(TASK): Every line below that contains "service" is to be copied.

(Collection entries)
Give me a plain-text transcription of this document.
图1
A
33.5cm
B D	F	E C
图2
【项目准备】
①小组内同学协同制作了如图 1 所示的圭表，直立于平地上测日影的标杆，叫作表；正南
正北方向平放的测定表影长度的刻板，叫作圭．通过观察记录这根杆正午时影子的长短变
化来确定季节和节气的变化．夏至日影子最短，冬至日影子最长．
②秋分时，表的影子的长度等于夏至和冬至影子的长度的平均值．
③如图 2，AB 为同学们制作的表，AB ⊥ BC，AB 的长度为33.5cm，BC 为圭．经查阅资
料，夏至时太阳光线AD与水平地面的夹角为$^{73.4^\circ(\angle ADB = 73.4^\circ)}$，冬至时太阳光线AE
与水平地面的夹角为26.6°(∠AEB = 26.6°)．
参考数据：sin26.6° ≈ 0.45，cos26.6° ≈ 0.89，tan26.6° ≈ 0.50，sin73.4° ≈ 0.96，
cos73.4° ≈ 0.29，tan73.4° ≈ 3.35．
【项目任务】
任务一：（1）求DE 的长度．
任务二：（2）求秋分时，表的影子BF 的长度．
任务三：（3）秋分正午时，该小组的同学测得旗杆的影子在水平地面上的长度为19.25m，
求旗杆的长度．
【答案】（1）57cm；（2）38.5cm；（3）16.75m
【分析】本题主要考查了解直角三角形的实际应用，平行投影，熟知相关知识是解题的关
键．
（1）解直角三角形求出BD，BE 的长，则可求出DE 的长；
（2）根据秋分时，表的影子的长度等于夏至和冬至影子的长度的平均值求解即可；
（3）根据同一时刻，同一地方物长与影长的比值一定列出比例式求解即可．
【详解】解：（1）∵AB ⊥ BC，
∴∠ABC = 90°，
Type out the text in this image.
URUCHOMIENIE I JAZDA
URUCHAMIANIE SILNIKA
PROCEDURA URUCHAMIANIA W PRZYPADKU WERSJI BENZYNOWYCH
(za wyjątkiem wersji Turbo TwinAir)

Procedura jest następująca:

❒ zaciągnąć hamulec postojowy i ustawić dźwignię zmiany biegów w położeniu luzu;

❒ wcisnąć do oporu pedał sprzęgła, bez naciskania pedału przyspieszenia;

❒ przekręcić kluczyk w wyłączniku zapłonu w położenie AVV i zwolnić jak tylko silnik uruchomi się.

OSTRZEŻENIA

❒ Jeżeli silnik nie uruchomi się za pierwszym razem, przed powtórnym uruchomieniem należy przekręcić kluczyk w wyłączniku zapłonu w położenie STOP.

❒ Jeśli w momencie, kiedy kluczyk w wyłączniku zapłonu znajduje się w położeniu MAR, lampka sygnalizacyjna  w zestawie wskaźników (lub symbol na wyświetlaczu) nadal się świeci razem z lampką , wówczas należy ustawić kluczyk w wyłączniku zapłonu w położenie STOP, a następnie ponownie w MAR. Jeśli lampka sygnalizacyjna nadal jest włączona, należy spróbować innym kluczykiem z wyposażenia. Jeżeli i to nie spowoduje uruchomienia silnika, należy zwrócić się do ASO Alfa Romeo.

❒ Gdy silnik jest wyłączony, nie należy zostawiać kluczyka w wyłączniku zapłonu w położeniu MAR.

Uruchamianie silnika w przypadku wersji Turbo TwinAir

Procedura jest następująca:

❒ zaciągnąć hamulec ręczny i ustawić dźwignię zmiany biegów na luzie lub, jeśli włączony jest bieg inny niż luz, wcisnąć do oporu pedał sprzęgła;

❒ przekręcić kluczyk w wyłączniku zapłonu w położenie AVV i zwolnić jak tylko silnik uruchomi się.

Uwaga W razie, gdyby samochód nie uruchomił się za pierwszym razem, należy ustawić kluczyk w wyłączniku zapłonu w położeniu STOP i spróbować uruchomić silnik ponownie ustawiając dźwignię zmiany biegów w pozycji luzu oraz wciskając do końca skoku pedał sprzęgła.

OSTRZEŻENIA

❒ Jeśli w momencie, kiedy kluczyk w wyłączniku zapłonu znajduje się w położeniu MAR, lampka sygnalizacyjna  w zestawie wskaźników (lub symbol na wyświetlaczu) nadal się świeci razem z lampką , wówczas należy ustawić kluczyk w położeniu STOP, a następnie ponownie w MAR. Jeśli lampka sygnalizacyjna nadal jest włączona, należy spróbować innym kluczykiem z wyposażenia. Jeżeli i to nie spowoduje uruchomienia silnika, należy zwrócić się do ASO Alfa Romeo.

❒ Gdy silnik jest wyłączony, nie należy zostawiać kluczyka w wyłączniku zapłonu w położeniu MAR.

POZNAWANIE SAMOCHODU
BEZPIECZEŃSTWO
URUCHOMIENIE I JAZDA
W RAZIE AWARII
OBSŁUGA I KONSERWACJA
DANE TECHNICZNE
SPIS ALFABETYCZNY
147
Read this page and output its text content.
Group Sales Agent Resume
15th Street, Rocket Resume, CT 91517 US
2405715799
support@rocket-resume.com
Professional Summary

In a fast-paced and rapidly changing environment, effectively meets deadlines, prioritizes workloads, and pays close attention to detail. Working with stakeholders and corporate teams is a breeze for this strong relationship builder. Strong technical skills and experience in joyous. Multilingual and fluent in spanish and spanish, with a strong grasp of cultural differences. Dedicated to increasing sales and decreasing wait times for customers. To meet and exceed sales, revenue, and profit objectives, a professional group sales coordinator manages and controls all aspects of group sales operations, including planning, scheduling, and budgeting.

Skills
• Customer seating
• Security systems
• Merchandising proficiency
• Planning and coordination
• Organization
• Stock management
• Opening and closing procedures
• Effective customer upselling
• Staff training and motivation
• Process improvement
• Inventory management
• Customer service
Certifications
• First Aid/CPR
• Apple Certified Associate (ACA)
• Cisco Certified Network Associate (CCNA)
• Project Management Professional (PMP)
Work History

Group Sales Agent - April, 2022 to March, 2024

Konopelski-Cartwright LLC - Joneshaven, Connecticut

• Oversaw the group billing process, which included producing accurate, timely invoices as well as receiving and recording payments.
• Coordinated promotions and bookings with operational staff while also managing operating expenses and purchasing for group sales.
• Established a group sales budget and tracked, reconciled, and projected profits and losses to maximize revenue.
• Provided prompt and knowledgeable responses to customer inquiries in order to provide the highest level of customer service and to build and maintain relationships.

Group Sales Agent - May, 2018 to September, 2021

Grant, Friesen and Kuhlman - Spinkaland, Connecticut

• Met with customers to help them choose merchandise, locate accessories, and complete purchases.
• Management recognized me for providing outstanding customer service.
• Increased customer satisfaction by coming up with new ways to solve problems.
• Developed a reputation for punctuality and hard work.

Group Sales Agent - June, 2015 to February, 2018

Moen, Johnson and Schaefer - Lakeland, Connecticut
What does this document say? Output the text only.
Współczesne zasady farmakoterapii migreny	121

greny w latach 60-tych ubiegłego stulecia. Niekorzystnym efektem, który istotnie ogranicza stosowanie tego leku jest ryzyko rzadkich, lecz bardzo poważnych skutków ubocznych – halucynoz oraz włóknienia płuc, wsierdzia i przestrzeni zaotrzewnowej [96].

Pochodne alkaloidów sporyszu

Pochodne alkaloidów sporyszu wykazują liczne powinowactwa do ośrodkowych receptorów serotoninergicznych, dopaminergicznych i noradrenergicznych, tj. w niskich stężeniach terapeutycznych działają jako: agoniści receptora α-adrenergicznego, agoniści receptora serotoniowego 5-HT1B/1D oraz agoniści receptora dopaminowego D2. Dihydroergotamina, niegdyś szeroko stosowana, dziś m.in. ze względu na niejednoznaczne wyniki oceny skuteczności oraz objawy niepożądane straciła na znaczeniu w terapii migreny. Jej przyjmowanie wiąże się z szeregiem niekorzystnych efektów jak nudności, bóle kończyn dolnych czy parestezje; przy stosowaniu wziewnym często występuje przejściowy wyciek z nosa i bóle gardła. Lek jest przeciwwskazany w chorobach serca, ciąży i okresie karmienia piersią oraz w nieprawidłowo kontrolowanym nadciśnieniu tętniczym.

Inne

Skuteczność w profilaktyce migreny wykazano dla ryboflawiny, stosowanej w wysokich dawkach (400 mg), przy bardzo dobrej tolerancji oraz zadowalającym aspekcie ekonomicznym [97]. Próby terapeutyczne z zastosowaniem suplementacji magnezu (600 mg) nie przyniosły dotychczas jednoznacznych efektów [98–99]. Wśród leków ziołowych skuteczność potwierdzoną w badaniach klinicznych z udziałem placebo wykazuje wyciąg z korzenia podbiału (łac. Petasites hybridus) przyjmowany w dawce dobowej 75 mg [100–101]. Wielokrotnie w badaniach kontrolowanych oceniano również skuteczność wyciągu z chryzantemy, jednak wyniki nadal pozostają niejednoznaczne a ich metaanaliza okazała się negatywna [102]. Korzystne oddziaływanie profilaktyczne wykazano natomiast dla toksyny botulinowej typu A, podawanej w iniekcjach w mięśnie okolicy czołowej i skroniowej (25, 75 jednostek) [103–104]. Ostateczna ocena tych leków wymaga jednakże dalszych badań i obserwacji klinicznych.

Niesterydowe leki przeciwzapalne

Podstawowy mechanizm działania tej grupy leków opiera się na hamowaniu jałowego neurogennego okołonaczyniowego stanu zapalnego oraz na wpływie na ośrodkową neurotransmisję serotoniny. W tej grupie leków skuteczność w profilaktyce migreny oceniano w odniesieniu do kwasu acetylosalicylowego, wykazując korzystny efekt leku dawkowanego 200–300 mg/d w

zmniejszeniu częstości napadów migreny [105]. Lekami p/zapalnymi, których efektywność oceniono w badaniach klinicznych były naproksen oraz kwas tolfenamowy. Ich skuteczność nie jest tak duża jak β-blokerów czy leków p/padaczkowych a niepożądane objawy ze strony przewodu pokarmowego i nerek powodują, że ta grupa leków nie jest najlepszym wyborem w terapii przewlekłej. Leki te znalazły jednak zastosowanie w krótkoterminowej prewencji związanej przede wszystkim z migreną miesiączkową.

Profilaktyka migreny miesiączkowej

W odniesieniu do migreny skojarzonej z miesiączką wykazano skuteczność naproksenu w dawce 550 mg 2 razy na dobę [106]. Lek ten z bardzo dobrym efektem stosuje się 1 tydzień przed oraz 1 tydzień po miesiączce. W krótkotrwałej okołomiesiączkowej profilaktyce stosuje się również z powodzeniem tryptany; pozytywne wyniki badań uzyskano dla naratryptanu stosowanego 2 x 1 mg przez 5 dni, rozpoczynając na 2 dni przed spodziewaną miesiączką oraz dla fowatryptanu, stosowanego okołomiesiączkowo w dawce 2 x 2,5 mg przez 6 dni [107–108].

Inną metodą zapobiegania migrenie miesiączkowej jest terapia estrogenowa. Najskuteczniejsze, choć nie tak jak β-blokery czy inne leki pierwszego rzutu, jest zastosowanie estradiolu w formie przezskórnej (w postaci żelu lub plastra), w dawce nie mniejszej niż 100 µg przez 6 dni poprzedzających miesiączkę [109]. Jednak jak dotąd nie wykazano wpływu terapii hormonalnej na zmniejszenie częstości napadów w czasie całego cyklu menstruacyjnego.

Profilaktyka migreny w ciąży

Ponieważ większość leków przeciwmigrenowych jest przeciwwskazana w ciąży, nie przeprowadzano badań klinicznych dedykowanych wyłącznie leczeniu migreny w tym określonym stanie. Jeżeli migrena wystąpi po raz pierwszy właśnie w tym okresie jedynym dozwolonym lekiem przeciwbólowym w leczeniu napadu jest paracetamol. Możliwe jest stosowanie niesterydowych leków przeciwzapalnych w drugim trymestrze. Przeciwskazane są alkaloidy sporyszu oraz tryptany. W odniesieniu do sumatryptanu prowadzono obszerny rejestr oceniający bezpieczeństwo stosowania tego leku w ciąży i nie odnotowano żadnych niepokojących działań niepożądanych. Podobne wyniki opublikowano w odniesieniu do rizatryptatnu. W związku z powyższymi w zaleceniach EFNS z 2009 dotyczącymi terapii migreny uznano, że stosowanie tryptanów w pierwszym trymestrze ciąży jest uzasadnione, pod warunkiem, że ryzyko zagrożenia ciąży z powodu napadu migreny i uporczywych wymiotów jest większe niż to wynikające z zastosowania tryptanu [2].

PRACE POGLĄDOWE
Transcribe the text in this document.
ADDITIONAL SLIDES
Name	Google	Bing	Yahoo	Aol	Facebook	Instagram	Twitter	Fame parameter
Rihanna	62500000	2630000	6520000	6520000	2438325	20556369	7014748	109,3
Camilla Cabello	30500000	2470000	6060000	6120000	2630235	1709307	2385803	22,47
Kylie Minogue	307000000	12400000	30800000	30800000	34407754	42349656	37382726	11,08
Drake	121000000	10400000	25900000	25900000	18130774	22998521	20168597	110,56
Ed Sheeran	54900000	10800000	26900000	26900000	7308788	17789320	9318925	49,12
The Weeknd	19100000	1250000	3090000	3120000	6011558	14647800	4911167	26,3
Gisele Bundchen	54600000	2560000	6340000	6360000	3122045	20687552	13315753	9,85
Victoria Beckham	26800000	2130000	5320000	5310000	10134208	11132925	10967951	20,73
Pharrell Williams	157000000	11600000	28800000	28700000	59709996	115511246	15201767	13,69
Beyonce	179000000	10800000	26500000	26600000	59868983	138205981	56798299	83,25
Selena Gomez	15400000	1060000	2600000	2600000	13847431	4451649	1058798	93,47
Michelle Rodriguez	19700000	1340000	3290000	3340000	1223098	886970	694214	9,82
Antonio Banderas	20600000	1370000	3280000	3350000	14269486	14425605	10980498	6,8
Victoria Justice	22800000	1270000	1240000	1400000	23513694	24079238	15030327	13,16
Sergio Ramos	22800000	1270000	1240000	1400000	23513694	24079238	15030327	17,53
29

(WRITTEN SOLUTION):
• Customer service
• Provided prompt and knowledgeable responses to customer inquiries in order to provide the highest level of customer service and to build and maintain relationships.
• Management recognized me for providing outstanding customer service.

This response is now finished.